→ **EXERCISE TASK A**: Rewrite everything in the Unicode post from "I first read" down to "his whole article.", changing "extremely knowledgeable" to "very well informed".

→ **DOCUMENT EXTRACT**:
═══

From the web: The Absolute Minimum Every Software Developer Must Know About Unicode

My thoughts and favorite points of someone else’s writing from the web:

The Absolute Minimum Every Software Developer Must Know About Unicode in 2023 (Still No Excuses!)

By: Niki Prokopov

tonsky.me

Visit

I first read this post a few years ago and it immediately struck me as something that I should know more about. Niki is clearly extremely knowledgeable about Unicode and you should read his whole article.

But this is one of those topics that I have to keep coming back to lest it slip out of my brain. So for the re-reads, or those in a hurry, I have picked out just the “absolute minimum of the absolute minimum” to remember. Please don’t be mad ad me Niki 😅.

Unicode is a standard that aims to unify all human languages, both past and present, and make them work with computers.

In practice, Unicode is a table that assigns unique numbers to different characters.

For example:

The Latin letter A is assigned the number 65.
The Arabic Letter Seen سis 1587
The Katakana Letter Tu ツ is 12484
The Musical Symbol G Clef 𝄞 is 119070
💩 is 128169

Unicode refers to these numbers as code points.

Since everybody in the world agrees on which numbers correspond to which characters, and we all agree to use Unicode, we can read each other’s texts.

What does U+1F4A9 mean?

It’s a convention for how to write code point values. The prefix U+ means, well, Unicode, and 1F4A9 is a code point number in hexadecimal.

Oh, and U+1F4A9 specifically is 💩.

What’s UTF-8 then?

═══

→ **SOURCE DATA**:

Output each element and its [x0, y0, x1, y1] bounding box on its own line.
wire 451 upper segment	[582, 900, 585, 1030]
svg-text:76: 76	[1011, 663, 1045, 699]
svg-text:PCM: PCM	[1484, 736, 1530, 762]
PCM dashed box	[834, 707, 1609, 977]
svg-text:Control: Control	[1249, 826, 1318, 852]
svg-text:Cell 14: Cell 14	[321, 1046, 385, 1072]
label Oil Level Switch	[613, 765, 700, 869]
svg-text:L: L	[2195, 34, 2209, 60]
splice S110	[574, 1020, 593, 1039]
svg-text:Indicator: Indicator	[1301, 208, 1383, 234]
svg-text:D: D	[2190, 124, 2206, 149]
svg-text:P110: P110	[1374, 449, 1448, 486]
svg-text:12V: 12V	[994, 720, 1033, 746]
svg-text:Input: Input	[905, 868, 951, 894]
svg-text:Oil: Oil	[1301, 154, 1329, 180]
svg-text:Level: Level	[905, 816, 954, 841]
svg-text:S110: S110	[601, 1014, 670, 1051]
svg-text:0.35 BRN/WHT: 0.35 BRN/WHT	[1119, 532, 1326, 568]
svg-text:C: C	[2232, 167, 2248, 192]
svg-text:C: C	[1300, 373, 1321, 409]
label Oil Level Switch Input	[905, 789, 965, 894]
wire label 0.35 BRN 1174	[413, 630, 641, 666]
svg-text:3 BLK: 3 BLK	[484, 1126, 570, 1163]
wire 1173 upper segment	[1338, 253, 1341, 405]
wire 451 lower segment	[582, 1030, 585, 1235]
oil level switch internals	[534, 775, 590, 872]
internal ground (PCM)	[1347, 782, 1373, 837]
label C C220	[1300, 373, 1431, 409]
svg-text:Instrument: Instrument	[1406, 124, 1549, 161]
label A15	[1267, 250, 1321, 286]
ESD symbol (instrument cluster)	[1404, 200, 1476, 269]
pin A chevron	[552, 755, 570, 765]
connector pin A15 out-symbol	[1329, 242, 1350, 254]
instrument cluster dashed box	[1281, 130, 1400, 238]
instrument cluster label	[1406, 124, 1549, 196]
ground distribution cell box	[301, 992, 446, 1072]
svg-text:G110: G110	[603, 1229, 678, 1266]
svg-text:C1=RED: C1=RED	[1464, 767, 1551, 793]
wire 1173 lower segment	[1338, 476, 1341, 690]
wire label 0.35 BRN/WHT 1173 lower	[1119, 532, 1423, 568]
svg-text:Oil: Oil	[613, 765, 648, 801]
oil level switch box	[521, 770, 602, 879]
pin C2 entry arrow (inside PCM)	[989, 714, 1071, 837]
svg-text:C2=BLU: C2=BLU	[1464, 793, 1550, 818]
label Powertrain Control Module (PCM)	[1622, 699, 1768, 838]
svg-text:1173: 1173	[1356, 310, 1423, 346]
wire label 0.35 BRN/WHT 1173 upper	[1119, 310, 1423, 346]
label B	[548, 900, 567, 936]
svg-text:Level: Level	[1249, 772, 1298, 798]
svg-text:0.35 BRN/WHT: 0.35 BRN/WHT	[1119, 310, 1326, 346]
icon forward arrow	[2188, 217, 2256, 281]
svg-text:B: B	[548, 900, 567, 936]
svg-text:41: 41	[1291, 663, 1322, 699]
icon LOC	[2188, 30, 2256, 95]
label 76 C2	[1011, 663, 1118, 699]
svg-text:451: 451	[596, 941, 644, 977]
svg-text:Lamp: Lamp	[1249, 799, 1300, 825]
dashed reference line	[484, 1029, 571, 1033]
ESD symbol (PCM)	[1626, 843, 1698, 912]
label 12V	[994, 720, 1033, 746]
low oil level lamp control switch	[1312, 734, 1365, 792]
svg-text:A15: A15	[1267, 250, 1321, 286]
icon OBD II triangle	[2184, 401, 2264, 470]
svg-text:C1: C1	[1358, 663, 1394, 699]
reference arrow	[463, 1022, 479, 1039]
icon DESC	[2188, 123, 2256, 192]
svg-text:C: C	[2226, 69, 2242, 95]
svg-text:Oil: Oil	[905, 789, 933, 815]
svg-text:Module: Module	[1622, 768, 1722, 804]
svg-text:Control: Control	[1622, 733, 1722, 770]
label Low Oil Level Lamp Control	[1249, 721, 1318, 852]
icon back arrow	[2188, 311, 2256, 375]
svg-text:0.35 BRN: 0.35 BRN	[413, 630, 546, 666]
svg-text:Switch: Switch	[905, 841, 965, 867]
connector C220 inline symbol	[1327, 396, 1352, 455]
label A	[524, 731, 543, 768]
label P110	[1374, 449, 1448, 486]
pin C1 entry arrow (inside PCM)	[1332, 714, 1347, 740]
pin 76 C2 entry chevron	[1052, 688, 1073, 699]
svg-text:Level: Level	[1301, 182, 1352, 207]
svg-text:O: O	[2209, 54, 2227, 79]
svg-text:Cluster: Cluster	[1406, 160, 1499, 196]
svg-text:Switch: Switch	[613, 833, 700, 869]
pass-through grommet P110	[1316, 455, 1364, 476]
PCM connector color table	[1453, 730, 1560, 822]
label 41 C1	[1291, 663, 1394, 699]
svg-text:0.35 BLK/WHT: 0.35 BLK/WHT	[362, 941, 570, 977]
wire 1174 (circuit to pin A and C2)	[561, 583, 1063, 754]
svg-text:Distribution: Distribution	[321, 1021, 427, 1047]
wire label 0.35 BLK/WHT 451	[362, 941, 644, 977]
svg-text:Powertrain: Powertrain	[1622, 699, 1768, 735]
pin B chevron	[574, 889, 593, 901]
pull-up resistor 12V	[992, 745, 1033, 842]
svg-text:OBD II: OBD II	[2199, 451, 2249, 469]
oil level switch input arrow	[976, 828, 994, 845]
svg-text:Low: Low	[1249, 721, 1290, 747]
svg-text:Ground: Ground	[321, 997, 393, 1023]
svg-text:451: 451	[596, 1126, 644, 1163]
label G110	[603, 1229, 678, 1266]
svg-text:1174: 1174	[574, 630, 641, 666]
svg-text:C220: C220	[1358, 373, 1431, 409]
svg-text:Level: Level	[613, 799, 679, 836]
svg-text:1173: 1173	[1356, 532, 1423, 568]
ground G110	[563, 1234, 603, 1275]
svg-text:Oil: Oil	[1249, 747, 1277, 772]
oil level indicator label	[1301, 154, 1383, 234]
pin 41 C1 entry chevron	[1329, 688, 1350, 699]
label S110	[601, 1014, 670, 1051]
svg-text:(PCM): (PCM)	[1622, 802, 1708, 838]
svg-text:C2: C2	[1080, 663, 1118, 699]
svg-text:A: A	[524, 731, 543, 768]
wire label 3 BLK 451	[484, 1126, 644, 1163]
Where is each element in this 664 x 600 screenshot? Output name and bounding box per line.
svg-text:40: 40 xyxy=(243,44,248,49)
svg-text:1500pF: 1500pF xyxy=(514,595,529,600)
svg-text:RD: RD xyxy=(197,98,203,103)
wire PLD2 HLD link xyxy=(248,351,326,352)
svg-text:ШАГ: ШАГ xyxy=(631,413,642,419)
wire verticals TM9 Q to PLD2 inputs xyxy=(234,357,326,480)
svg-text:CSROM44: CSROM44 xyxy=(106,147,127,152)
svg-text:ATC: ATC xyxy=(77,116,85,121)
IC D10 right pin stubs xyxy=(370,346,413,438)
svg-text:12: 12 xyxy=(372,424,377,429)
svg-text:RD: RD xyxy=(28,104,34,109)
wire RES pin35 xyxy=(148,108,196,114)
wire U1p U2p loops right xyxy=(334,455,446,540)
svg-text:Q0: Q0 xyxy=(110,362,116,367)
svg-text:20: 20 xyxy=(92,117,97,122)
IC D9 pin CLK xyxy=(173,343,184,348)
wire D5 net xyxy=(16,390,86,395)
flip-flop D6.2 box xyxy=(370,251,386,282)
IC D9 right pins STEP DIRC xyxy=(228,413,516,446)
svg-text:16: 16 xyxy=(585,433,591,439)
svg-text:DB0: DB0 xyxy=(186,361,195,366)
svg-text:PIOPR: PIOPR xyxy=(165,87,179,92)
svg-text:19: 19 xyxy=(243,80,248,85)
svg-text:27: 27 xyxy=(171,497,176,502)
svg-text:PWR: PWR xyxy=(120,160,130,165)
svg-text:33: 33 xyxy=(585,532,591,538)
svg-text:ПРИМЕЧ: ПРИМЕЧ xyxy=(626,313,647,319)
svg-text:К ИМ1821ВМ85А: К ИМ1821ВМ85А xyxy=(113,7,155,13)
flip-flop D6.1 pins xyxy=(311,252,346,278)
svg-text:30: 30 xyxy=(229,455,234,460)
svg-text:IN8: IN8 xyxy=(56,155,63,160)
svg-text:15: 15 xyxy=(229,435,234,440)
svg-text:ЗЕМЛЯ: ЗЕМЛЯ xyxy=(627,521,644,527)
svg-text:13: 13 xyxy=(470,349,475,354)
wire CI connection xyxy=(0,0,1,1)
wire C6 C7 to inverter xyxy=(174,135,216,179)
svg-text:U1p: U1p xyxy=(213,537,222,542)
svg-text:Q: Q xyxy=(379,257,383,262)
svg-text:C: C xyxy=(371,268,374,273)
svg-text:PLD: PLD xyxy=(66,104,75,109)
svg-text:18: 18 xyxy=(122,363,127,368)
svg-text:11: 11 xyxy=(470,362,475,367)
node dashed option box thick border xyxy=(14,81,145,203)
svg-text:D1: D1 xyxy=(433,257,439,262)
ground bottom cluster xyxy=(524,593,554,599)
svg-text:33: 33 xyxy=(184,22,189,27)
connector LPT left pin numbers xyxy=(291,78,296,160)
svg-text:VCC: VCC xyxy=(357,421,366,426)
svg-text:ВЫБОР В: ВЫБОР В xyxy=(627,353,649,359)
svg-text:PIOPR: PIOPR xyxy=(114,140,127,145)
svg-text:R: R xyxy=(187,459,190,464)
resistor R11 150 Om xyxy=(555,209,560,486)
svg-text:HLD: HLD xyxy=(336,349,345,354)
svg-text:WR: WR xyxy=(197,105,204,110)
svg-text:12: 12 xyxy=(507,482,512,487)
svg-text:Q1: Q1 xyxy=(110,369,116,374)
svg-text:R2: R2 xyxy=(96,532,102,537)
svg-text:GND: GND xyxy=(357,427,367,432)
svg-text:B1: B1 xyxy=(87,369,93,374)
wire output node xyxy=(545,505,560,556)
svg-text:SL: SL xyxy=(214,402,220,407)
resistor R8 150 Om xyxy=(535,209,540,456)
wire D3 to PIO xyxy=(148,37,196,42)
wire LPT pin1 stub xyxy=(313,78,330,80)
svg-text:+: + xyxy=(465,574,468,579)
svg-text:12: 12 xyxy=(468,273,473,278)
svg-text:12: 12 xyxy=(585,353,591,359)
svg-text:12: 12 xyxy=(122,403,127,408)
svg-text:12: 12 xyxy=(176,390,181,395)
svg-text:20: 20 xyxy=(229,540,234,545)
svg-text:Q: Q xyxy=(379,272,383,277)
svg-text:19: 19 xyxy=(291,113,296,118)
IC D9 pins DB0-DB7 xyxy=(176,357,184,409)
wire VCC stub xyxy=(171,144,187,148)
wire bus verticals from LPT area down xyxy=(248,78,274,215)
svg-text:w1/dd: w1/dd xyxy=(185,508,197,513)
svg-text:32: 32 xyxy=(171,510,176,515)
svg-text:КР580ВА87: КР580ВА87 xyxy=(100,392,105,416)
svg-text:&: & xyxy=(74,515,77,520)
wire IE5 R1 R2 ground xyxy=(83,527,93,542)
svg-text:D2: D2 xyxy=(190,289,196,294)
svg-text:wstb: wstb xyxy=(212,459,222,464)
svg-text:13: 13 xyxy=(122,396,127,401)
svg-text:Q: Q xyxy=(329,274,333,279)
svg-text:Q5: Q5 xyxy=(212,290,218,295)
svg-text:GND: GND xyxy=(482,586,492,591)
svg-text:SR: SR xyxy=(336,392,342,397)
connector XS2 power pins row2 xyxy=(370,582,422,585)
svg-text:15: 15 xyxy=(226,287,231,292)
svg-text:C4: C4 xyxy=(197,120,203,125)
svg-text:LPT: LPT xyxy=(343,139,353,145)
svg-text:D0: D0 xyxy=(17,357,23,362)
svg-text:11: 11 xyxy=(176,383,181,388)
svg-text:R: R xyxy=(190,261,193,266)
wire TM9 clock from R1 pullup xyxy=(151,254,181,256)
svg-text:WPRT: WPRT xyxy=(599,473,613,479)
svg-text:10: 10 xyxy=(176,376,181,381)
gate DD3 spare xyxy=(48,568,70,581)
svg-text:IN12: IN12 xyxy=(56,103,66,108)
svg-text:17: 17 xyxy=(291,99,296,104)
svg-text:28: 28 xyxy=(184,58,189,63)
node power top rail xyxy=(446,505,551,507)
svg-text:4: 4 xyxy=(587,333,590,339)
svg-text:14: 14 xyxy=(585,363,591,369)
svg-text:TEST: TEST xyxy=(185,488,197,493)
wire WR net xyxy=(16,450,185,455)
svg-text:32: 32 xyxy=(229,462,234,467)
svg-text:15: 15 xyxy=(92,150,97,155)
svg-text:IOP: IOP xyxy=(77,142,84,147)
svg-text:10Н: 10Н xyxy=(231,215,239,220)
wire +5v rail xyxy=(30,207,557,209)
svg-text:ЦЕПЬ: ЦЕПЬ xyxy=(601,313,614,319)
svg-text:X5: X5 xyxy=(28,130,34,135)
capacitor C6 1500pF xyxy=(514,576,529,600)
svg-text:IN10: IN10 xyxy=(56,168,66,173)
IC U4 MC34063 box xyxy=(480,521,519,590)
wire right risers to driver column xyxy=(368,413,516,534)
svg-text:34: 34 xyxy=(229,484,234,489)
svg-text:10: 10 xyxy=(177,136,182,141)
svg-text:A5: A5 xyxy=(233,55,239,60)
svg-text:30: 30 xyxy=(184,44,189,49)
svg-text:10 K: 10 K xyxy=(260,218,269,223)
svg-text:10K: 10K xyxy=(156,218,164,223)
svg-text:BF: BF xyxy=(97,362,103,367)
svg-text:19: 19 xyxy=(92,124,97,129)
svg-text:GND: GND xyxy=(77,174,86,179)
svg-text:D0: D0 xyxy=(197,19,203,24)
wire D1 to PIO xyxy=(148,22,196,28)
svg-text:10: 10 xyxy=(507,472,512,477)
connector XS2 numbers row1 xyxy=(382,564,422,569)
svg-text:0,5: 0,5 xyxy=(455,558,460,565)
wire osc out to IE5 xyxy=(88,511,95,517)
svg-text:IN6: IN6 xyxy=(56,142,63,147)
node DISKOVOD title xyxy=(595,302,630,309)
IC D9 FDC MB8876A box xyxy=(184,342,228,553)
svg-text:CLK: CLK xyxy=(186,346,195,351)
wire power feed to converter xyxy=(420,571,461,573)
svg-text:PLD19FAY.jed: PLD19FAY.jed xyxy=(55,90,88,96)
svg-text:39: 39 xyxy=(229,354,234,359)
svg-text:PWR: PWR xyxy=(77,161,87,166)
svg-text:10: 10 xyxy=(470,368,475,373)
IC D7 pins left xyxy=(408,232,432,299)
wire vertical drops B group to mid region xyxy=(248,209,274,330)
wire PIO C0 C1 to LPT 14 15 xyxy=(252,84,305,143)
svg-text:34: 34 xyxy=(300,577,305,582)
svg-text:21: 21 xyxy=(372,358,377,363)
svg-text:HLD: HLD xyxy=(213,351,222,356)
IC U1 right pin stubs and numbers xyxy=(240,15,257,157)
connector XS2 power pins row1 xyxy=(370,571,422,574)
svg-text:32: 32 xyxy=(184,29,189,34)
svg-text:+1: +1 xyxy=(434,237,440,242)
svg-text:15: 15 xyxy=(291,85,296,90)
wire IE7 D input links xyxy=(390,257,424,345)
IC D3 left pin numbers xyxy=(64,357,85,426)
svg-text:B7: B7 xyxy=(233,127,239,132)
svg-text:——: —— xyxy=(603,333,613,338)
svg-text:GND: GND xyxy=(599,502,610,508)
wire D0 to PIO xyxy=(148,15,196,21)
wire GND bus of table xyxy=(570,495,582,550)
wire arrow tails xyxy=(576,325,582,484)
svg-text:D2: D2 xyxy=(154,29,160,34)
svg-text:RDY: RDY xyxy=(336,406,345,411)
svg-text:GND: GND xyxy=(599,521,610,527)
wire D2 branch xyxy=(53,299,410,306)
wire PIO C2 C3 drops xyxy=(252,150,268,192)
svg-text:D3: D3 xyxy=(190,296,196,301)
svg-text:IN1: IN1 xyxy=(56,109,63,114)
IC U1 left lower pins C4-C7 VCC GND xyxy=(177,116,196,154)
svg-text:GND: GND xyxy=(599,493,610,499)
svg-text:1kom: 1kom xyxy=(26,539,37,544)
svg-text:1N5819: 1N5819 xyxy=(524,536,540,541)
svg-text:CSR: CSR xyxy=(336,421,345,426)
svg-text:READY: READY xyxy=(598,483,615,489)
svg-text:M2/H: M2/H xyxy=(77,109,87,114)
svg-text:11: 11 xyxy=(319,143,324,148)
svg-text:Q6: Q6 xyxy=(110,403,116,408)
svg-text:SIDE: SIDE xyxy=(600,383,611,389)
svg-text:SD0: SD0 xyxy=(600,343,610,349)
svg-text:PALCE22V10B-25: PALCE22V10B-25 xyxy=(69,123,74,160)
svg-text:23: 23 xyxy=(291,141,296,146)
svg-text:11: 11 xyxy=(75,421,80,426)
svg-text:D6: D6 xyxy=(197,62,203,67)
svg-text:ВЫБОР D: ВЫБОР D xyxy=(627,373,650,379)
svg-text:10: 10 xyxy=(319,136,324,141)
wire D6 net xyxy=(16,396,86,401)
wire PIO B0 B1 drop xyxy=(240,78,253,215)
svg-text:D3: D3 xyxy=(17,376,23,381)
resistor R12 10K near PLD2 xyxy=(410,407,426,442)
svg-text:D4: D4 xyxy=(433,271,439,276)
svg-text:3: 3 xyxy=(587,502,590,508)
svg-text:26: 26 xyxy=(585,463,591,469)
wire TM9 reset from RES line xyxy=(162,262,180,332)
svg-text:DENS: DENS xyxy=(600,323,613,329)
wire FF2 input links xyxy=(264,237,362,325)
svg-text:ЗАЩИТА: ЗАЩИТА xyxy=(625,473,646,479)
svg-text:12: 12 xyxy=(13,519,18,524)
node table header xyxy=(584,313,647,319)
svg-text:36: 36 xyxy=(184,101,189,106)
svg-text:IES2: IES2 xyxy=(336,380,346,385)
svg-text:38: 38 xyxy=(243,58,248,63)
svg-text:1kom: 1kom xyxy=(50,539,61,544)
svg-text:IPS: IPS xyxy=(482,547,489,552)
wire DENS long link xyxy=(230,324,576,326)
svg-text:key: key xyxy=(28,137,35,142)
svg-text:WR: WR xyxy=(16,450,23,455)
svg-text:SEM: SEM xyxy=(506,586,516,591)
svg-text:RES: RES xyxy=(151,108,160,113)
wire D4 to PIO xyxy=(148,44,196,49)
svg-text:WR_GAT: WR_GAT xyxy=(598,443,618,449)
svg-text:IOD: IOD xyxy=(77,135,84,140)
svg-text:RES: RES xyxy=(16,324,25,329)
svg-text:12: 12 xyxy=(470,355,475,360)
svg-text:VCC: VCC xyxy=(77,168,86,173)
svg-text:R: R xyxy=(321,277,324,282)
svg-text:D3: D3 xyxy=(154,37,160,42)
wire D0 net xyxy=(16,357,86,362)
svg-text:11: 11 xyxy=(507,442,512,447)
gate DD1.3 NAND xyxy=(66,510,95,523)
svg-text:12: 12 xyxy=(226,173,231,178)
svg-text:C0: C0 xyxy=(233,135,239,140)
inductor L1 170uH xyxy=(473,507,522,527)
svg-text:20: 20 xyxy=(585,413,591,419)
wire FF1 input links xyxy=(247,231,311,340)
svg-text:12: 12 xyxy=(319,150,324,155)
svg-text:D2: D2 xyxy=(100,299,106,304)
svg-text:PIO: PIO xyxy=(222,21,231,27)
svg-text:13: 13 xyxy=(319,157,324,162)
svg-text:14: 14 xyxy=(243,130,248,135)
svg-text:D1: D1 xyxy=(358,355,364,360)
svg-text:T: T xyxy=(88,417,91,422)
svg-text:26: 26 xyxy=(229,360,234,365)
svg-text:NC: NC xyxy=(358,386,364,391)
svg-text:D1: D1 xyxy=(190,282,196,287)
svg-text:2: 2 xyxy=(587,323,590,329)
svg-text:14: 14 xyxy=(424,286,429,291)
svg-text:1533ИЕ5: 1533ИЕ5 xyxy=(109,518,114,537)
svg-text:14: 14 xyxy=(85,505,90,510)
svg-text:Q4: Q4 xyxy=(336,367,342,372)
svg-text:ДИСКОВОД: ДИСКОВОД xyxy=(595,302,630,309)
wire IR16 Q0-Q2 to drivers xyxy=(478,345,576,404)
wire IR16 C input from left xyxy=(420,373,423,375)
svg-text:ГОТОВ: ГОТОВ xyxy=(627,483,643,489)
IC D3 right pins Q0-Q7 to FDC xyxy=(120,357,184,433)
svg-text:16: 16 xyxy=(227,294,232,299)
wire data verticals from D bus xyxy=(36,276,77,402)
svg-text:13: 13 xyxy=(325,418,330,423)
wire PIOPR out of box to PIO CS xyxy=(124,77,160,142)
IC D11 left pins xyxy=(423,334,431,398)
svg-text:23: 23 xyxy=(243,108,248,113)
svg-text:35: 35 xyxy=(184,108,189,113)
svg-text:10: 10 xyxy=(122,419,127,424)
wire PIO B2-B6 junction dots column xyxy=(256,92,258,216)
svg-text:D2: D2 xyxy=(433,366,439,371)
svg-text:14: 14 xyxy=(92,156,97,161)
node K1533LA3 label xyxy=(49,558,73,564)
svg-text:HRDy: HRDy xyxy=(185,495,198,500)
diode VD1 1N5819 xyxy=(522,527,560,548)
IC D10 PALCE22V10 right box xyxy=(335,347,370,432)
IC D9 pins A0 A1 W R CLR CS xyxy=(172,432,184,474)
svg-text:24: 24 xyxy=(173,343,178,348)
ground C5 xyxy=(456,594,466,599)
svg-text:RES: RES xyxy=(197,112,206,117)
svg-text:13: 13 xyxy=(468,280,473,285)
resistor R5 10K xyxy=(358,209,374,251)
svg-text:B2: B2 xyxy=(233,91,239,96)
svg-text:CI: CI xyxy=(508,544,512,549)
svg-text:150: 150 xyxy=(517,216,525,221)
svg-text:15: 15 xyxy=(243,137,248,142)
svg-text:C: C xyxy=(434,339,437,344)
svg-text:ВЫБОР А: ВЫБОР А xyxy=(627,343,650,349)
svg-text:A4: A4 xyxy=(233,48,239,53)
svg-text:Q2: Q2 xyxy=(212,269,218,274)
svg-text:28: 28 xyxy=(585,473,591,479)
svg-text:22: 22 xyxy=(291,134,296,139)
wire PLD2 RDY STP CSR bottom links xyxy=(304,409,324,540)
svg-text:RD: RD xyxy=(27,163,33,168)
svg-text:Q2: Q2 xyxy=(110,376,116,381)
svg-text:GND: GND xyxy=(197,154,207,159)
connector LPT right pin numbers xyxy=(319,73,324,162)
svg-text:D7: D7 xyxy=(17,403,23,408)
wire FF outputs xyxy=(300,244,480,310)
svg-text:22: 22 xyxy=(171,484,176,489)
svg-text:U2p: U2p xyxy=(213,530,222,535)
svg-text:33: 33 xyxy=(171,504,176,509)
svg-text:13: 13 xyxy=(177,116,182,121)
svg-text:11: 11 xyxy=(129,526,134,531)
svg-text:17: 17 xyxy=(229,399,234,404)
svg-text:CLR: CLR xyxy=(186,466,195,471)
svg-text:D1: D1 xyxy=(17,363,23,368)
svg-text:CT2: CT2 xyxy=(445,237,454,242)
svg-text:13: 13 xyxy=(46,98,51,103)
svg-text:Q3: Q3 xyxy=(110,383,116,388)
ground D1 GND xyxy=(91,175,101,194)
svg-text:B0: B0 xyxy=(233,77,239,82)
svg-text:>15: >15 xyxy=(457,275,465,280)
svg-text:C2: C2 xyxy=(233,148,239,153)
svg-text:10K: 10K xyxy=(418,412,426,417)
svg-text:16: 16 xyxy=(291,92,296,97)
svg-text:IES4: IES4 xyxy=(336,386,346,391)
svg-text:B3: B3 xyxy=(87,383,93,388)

═══

→ **EXERCISE TASK B**: Output everything in the entries from their first line down to the line containing "34, 2209, 60]", including both ends and copying each line exactly.

→ **CORRECT ANSWER A**:
I first read this post a few years ago and it immediately struck me as something that I should know more about. Niki is clearly very well informed about Unicode and you should read his whole article.

→ **CORRECT ANSWER B**:
Output each element and its [x0, y0, x1, y1] bounding box on its own line.
wire 451 upper segment	[582, 900, 585, 1030]
svg-text:76: 76	[1011, 663, 1045, 699]
svg-text:PCM: PCM	[1484, 736, 1530, 762]
PCM dashed box	[834, 707, 1609, 977]
svg-text:Control: Control	[1249, 826, 1318, 852]
svg-text:Cell 14: Cell 14	[321, 1046, 385, 1072]
label Oil Level Switch	[613, 765, 700, 869]
svg-text:L: L	[2195, 34, 2209, 60]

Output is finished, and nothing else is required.